* _Work required_
Filter the entries and keep only the lines where the string "Соотношение" appears.
start Given records
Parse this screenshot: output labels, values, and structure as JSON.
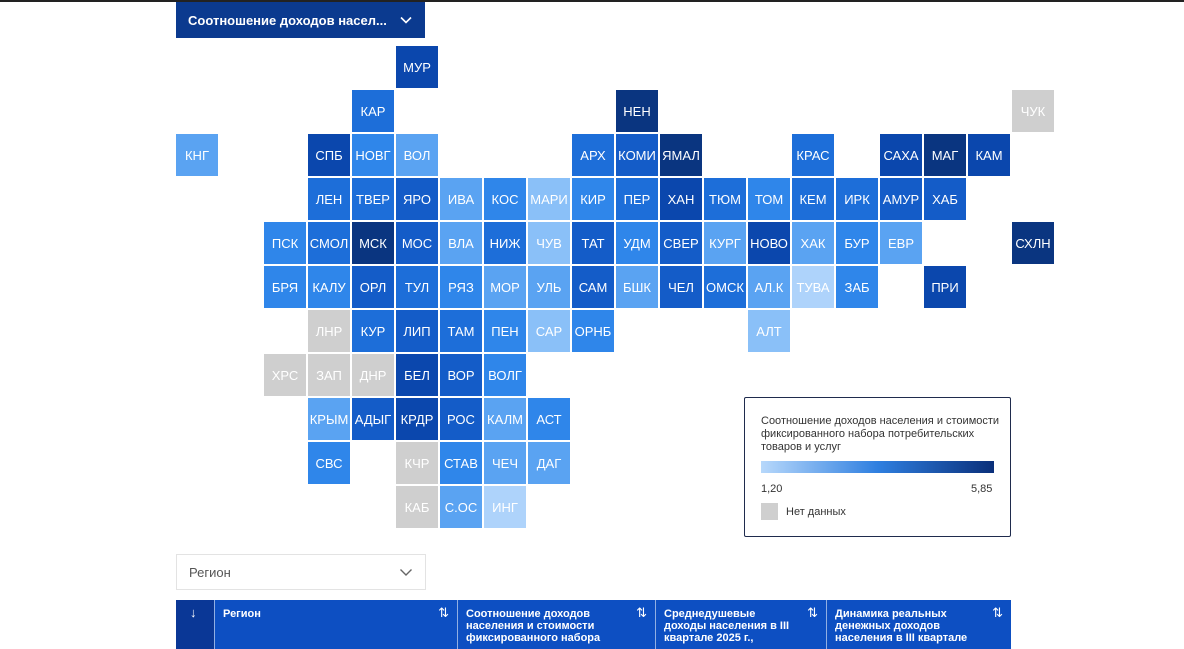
{
  "metric_selector": {
    "label": "Соотношение доходов насел..."
  },
  "map": {
    "colors": {
      "no_data": "#cfcfcf",
      "c1": "#aed3fb",
      "c2": "#8ac0f8",
      "c3": "#5aa3f2",
      "c4": "#2f86ea",
      "c5": "#1d6ed9",
      "c6": "#145cc8",
      "c7": "#0b47ad",
      "c8": "#0a3580"
    },
    "tiles": [
      {
        "code": "МУР",
        "row": 0,
        "col": 6,
        "level": "c7"
      },
      {
        "code": "КАР",
        "row": 1,
        "col": 5,
        "level": "c5"
      },
      {
        "code": "НЕН",
        "row": 1,
        "col": 11,
        "level": "c8"
      },
      {
        "code": "ЧУК",
        "row": 1,
        "col": 20,
        "level": "no_data"
      },
      {
        "code": "КНГ",
        "row": 2,
        "col": 1,
        "level": "c3"
      },
      {
        "code": "СПБ",
        "row": 2,
        "col": 4,
        "level": "c7"
      },
      {
        "code": "НОВГ",
        "row": 2,
        "col": 5,
        "level": "c4"
      },
      {
        "code": "ВОЛ",
        "row": 2,
        "col": 6,
        "level": "c3"
      },
      {
        "code": "АРХ",
        "row": 2,
        "col": 10,
        "level": "c5"
      },
      {
        "code": "КОМИ",
        "row": 2,
        "col": 11,
        "level": "c6"
      },
      {
        "code": "ЯМАЛ",
        "row": 2,
        "col": 12,
        "level": "c8"
      },
      {
        "code": "КРАС",
        "row": 2,
        "col": 15,
        "level": "c5"
      },
      {
        "code": "САХА",
        "row": 2,
        "col": 17,
        "level": "c7"
      },
      {
        "code": "МАГ",
        "row": 2,
        "col": 18,
        "level": "c8"
      },
      {
        "code": "КАМ",
        "row": 2,
        "col": 19,
        "level": "c7"
      },
      {
        "code": "ЛЕН",
        "row": 3,
        "col": 4,
        "level": "c5"
      },
      {
        "code": "ТВЕР",
        "row": 3,
        "col": 5,
        "level": "c5"
      },
      {
        "code": "ЯРО",
        "row": 3,
        "col": 6,
        "level": "c6"
      },
      {
        "code": "ИВА",
        "row": 3,
        "col": 7,
        "level": "c3"
      },
      {
        "code": "КОС",
        "row": 3,
        "col": 8,
        "level": "c4"
      },
      {
        "code": "МАРИ",
        "row": 3,
        "col": 9,
        "level": "c2"
      },
      {
        "code": "КИР",
        "row": 3,
        "col": 10,
        "level": "c4"
      },
      {
        "code": "ПЕР",
        "row": 3,
        "col": 11,
        "level": "c5"
      },
      {
        "code": "ХАН",
        "row": 3,
        "col": 12,
        "level": "c7"
      },
      {
        "code": "ТЮМ",
        "row": 3,
        "col": 13,
        "level": "c5"
      },
      {
        "code": "ТОМ",
        "row": 3,
        "col": 14,
        "level": "c4"
      },
      {
        "code": "КЕМ",
        "row": 3,
        "col": 15,
        "level": "c5"
      },
      {
        "code": "ИРК",
        "row": 3,
        "col": 16,
        "level": "c5"
      },
      {
        "code": "АМУР",
        "row": 3,
        "col": 17,
        "level": "c6"
      },
      {
        "code": "ХАБ",
        "row": 3,
        "col": 18,
        "level": "c6"
      },
      {
        "code": "ПСК",
        "row": 4,
        "col": 3,
        "level": "c4"
      },
      {
        "code": "СМОЛ",
        "row": 4,
        "col": 4,
        "level": "c5"
      },
      {
        "code": "МСК",
        "row": 4,
        "col": 5,
        "level": "c8"
      },
      {
        "code": "МОС",
        "row": 4,
        "col": 6,
        "level": "c6"
      },
      {
        "code": "ВЛА",
        "row": 4,
        "col": 7,
        "level": "c3"
      },
      {
        "code": "НИЖ",
        "row": 4,
        "col": 8,
        "level": "c5"
      },
      {
        "code": "ЧУВ",
        "row": 4,
        "col": 9,
        "level": "c2"
      },
      {
        "code": "ТАТ",
        "row": 4,
        "col": 10,
        "level": "c6"
      },
      {
        "code": "УДМ",
        "row": 4,
        "col": 11,
        "level": "c4"
      },
      {
        "code": "СВЕР",
        "row": 4,
        "col": 12,
        "level": "c6"
      },
      {
        "code": "КУРГ",
        "row": 4,
        "col": 13,
        "level": "c3"
      },
      {
        "code": "НОВО",
        "row": 4,
        "col": 14,
        "level": "c7"
      },
      {
        "code": "ХАК",
        "row": 4,
        "col": 15,
        "level": "c3"
      },
      {
        "code": "БУР",
        "row": 4,
        "col": 16,
        "level": "c4"
      },
      {
        "code": "ЕВР",
        "row": 4,
        "col": 17,
        "level": "c3"
      },
      {
        "code": "СХЛН",
        "row": 4,
        "col": 20,
        "level": "c8"
      },
      {
        "code": "БРЯ",
        "row": 5,
        "col": 3,
        "level": "c4"
      },
      {
        "code": "КАЛУ",
        "row": 5,
        "col": 4,
        "level": "c4"
      },
      {
        "code": "ОРЛ",
        "row": 5,
        "col": 5,
        "level": "c6"
      },
      {
        "code": "ТУЛ",
        "row": 5,
        "col": 6,
        "level": "c5"
      },
      {
        "code": "РЯЗ",
        "row": 5,
        "col": 7,
        "level": "c4"
      },
      {
        "code": "МОР",
        "row": 5,
        "col": 8,
        "level": "c3"
      },
      {
        "code": "УЛЬ",
        "row": 5,
        "col": 9,
        "level": "c3"
      },
      {
        "code": "САМ",
        "row": 5,
        "col": 10,
        "level": "c6"
      },
      {
        "code": "БШК",
        "row": 5,
        "col": 11,
        "level": "c3"
      },
      {
        "code": "ЧЕЛ",
        "row": 5,
        "col": 12,
        "level": "c6"
      },
      {
        "code": "ОМСК",
        "row": 5,
        "col": 13,
        "level": "c5"
      },
      {
        "code": "АЛ.К",
        "row": 5,
        "col": 14,
        "level": "c3"
      },
      {
        "code": "ТУВА",
        "row": 5,
        "col": 15,
        "level": "c1"
      },
      {
        "code": "ЗАБ",
        "row": 5,
        "col": 16,
        "level": "c4"
      },
      {
        "code": "ПРИ",
        "row": 5,
        "col": 18,
        "level": "c7"
      },
      {
        "code": "ЛНР",
        "row": 6,
        "col": 4,
        "level": "no_data"
      },
      {
        "code": "КУР",
        "row": 6,
        "col": 5,
        "level": "c5"
      },
      {
        "code": "ЛИП",
        "row": 6,
        "col": 6,
        "level": "c6"
      },
      {
        "code": "ТАМ",
        "row": 6,
        "col": 7,
        "level": "c5"
      },
      {
        "code": "ПЕН",
        "row": 6,
        "col": 8,
        "level": "c4"
      },
      {
        "code": "САР",
        "row": 6,
        "col": 9,
        "level": "c2"
      },
      {
        "code": "ОРНБ",
        "row": 6,
        "col": 10,
        "level": "c4"
      },
      {
        "code": "АЛТ",
        "row": 6,
        "col": 14,
        "level": "c2"
      },
      {
        "code": "ХРС",
        "row": 7,
        "col": 3,
        "level": "no_data"
      },
      {
        "code": "ЗАП",
        "row": 7,
        "col": 4,
        "level": "no_data"
      },
      {
        "code": "ДНР",
        "row": 7,
        "col": 5,
        "level": "no_data"
      },
      {
        "code": "БЕЛ",
        "row": 7,
        "col": 6,
        "level": "c7"
      },
      {
        "code": "ВОР",
        "row": 7,
        "col": 7,
        "level": "c6"
      },
      {
        "code": "ВОЛГ",
        "row": 7,
        "col": 8,
        "level": "c4"
      },
      {
        "code": "КРЫМ",
        "row": 8,
        "col": 4,
        "level": "c3"
      },
      {
        "code": "АДЫГ",
        "row": 8,
        "col": 5,
        "level": "c6"
      },
      {
        "code": "КРДР",
        "row": 8,
        "col": 6,
        "level": "c7"
      },
      {
        "code": "РОС",
        "row": 8,
        "col": 7,
        "level": "c6"
      },
      {
        "code": "КАЛМ",
        "row": 8,
        "col": 8,
        "level": "c3"
      },
      {
        "code": "АСТ",
        "row": 8,
        "col": 9,
        "level": "c4"
      },
      {
        "code": "СВС",
        "row": 9,
        "col": 4,
        "level": "c4"
      },
      {
        "code": "КЧР",
        "row": 9,
        "col": 6,
        "level": "no_data"
      },
      {
        "code": "СТАВ",
        "row": 9,
        "col": 7,
        "level": "c4"
      },
      {
        "code": "ЧЕЧ",
        "row": 9,
        "col": 8,
        "level": "c3"
      },
      {
        "code": "ДАГ",
        "row": 9,
        "col": 9,
        "level": "c3"
      },
      {
        "code": "КАБ",
        "row": 10,
        "col": 6,
        "level": "no_data"
      },
      {
        "code": "С.ОС",
        "row": 10,
        "col": 7,
        "level": "c3"
      },
      {
        "code": "ИНГ",
        "row": 10,
        "col": 8,
        "level": "c1"
      }
    ]
  },
  "legend": {
    "title": "Соотношение доходов населения и стоимости фиксированного набора потребительских товаров и услуг",
    "min": "1,20",
    "max": "5,85",
    "no_data_label": "Нет данных"
  },
  "region_select": {
    "placeholder": "Регион"
  },
  "table": {
    "sort_indicator": "↓",
    "columns": [
      {
        "label": "Регион",
        "sort_icon": "⇅"
      },
      {
        "label": "Соотношение доходов населения и стоимости фиксированного набора",
        "sort_icon": "⇅"
      },
      {
        "label": "Среднедушевые доходы населения в III квартале 2025 г.,",
        "sort_icon": "⇅"
      },
      {
        "label": "Динамика реальных денежных доходов населения в III квартале",
        "sort_icon": "⇅"
      }
    ]
  }
}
end Given records
* _Exercise solution_
    "label": "Соотношение доходов насел..."
    "title": "Соотношение доходов населения и стоимости фиксированного набора потребительских товаров и услуг",
        "label": "Соотношение доходов населения и стоимости фиксированного набора",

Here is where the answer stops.